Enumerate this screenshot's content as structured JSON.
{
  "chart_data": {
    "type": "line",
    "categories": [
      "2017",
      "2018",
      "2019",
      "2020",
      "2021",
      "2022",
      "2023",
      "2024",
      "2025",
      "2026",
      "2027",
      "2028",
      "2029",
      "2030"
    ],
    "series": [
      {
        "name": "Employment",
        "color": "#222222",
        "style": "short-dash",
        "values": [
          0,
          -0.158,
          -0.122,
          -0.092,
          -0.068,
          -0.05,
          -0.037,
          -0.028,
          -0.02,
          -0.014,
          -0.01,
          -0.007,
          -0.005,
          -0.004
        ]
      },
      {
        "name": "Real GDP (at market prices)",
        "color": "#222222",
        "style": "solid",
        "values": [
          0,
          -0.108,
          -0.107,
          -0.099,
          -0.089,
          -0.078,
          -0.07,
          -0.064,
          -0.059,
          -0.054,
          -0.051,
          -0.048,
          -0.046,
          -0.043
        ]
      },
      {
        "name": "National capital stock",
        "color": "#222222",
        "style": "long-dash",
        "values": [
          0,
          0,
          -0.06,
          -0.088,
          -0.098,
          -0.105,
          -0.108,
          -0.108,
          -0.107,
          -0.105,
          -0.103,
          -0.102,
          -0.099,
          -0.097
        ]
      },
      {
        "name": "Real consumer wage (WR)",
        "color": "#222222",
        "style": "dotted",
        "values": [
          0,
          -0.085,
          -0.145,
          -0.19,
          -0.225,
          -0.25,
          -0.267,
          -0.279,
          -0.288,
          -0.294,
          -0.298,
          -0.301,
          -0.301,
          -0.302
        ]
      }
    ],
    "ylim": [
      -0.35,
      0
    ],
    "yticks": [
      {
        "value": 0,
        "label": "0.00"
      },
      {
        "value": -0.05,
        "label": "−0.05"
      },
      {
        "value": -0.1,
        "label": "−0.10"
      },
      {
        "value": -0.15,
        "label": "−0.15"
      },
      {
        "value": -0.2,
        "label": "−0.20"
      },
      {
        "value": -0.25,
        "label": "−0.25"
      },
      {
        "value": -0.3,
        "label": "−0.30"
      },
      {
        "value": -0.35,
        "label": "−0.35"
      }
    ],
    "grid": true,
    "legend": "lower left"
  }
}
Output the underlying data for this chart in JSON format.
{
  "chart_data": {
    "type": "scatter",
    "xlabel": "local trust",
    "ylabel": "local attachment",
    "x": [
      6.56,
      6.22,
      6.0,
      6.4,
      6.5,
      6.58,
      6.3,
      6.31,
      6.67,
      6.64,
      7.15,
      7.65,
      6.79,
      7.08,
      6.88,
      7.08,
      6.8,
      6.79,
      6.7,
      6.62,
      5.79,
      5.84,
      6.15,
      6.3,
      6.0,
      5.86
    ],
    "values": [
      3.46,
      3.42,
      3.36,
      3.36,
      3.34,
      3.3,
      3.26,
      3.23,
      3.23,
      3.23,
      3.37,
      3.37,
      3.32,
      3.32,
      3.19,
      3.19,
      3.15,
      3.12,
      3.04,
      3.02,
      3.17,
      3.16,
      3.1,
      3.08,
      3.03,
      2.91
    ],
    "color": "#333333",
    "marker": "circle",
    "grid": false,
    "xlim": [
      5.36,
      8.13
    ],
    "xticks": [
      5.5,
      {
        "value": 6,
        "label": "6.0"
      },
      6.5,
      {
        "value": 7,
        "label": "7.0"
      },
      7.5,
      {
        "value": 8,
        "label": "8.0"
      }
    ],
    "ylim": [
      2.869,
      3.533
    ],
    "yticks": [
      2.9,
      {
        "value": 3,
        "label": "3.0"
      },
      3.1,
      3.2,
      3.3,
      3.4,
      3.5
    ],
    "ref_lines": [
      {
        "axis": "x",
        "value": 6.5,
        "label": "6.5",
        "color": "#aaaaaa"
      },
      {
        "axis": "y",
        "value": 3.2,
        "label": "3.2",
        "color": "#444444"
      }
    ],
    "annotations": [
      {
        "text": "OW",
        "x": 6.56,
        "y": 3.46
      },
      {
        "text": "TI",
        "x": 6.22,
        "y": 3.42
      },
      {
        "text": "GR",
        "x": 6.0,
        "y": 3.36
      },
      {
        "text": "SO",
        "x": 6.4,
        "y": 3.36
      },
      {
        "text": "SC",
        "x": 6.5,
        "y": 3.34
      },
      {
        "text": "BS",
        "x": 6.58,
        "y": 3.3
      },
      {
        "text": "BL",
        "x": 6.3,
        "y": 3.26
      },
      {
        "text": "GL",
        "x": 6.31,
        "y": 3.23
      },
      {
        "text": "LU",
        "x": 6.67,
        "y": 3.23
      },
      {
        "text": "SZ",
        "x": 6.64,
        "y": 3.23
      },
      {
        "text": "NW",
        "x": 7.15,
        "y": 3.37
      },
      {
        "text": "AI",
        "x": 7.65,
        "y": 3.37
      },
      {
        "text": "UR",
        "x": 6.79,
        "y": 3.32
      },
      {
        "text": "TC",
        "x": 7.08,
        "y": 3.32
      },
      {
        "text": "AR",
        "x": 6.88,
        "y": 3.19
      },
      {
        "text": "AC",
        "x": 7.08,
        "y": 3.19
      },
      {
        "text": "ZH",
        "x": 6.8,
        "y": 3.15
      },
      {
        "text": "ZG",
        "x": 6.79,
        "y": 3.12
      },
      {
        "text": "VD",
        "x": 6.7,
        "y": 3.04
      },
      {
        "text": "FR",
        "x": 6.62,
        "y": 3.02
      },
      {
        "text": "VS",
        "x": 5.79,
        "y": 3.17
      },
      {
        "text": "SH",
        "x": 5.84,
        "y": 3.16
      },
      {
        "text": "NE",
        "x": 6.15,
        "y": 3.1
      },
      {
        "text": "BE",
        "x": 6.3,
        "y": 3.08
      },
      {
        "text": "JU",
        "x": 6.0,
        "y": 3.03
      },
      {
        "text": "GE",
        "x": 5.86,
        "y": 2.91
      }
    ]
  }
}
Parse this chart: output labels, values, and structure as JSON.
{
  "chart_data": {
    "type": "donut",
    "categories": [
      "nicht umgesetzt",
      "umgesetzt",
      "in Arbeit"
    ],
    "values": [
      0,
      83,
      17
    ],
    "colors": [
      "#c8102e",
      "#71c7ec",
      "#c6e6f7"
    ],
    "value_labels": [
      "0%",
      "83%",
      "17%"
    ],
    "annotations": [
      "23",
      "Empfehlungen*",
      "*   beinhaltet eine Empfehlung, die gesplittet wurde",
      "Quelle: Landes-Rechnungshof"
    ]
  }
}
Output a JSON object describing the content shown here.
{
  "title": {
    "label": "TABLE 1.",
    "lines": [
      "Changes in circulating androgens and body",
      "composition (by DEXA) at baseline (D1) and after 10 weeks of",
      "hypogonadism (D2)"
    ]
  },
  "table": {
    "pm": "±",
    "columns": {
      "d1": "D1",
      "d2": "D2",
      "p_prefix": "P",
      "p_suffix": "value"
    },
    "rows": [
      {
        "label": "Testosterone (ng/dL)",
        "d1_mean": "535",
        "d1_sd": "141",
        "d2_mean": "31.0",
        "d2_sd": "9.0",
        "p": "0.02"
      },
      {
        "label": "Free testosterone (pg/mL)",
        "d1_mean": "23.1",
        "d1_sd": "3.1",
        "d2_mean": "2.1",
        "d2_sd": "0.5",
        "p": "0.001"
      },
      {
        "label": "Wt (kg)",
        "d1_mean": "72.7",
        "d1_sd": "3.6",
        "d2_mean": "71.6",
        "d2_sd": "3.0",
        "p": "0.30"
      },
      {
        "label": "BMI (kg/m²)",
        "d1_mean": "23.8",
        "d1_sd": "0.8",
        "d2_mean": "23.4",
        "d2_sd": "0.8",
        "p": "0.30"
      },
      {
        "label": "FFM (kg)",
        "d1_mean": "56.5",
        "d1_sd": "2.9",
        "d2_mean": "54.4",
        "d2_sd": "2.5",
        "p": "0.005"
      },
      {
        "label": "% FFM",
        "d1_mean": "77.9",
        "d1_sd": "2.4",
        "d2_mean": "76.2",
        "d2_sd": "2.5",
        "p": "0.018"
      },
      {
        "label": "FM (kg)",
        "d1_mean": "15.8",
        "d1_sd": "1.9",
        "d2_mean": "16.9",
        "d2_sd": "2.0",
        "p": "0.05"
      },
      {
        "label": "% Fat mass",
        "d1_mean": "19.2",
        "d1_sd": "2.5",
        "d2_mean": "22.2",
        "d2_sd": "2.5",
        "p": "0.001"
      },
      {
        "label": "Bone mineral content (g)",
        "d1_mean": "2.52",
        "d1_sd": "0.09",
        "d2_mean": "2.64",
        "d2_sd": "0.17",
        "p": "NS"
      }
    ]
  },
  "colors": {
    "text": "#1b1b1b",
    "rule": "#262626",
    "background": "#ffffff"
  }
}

===

• **Exercise**
Search the lines above for the string "name" and copy each line that has it.

• **Problem solution**
        "name": "Employment",
        "name": "Real GDP (at market prices)",
        "name": "National capital stock",
        "name": "Real consumer wage (WR)",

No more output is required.